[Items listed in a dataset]
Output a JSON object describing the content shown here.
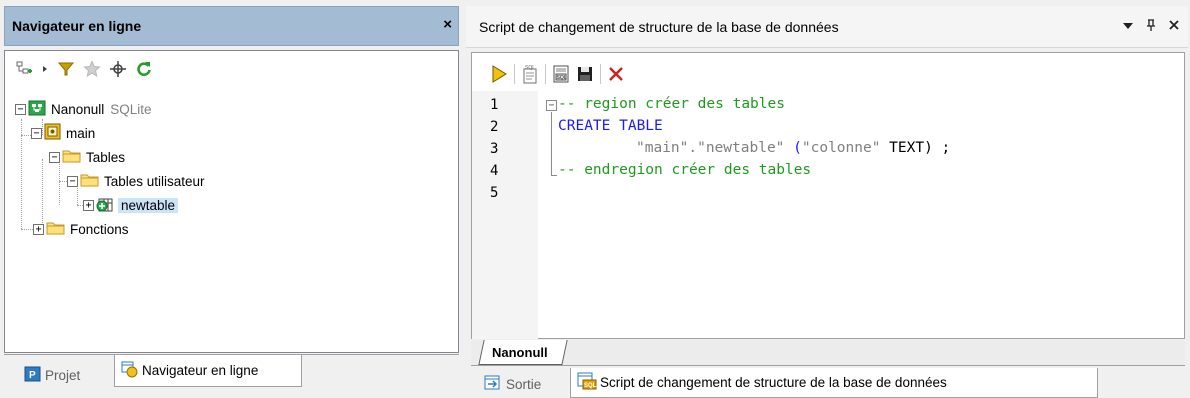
{
  "left_panel": {
    "title": "Navigateur en ligne",
    "close_label": "×",
    "toolbar": [
      "add-connection-icon",
      "expand-arrow-icon",
      "filter-icon",
      "favorite-star-icon",
      "locate-icon",
      "refresh-icon"
    ],
    "tree": {
      "connection": {
        "label": "Nanonull",
        "type": "SQLite"
      },
      "schema": "main",
      "tables_folder": "Tables",
      "user_tables_folder": "Tables utilisateur",
      "table": "newtable",
      "functions_folder": "Fonctions"
    },
    "tabs": [
      "Projet",
      "Navigateur en ligne"
    ]
  },
  "right_panel": {
    "title": "Script de changement de structure de la base de données",
    "controls": [
      "▼",
      "ᵖ",
      "×"
    ],
    "toolbar": [
      "execute-icon",
      "sql-script-icon",
      "open-sql-icon",
      "save-icon",
      "delete-icon"
    ],
    "line_numbers": [
      "1",
      "2",
      "3",
      "4",
      "5"
    ],
    "code": {
      "line1": "-- region créer des tables",
      "line2": "CREATE TABLE",
      "line3_a": "\"main\".\"newtable\"",
      "line3_b": " (",
      "line3_c": "\"colonne\"",
      "line3_d": " TEXT) ;",
      "line4": "-- endregion créer des tables"
    },
    "editor_tab": "Nanonull",
    "tabs": [
      "Sortie",
      "Script de changement de structure de la base de données"
    ]
  }
}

*Goal of the exercise*: Work out how many lines above contain the word "icon". Give only the number.

*Finished task*: 11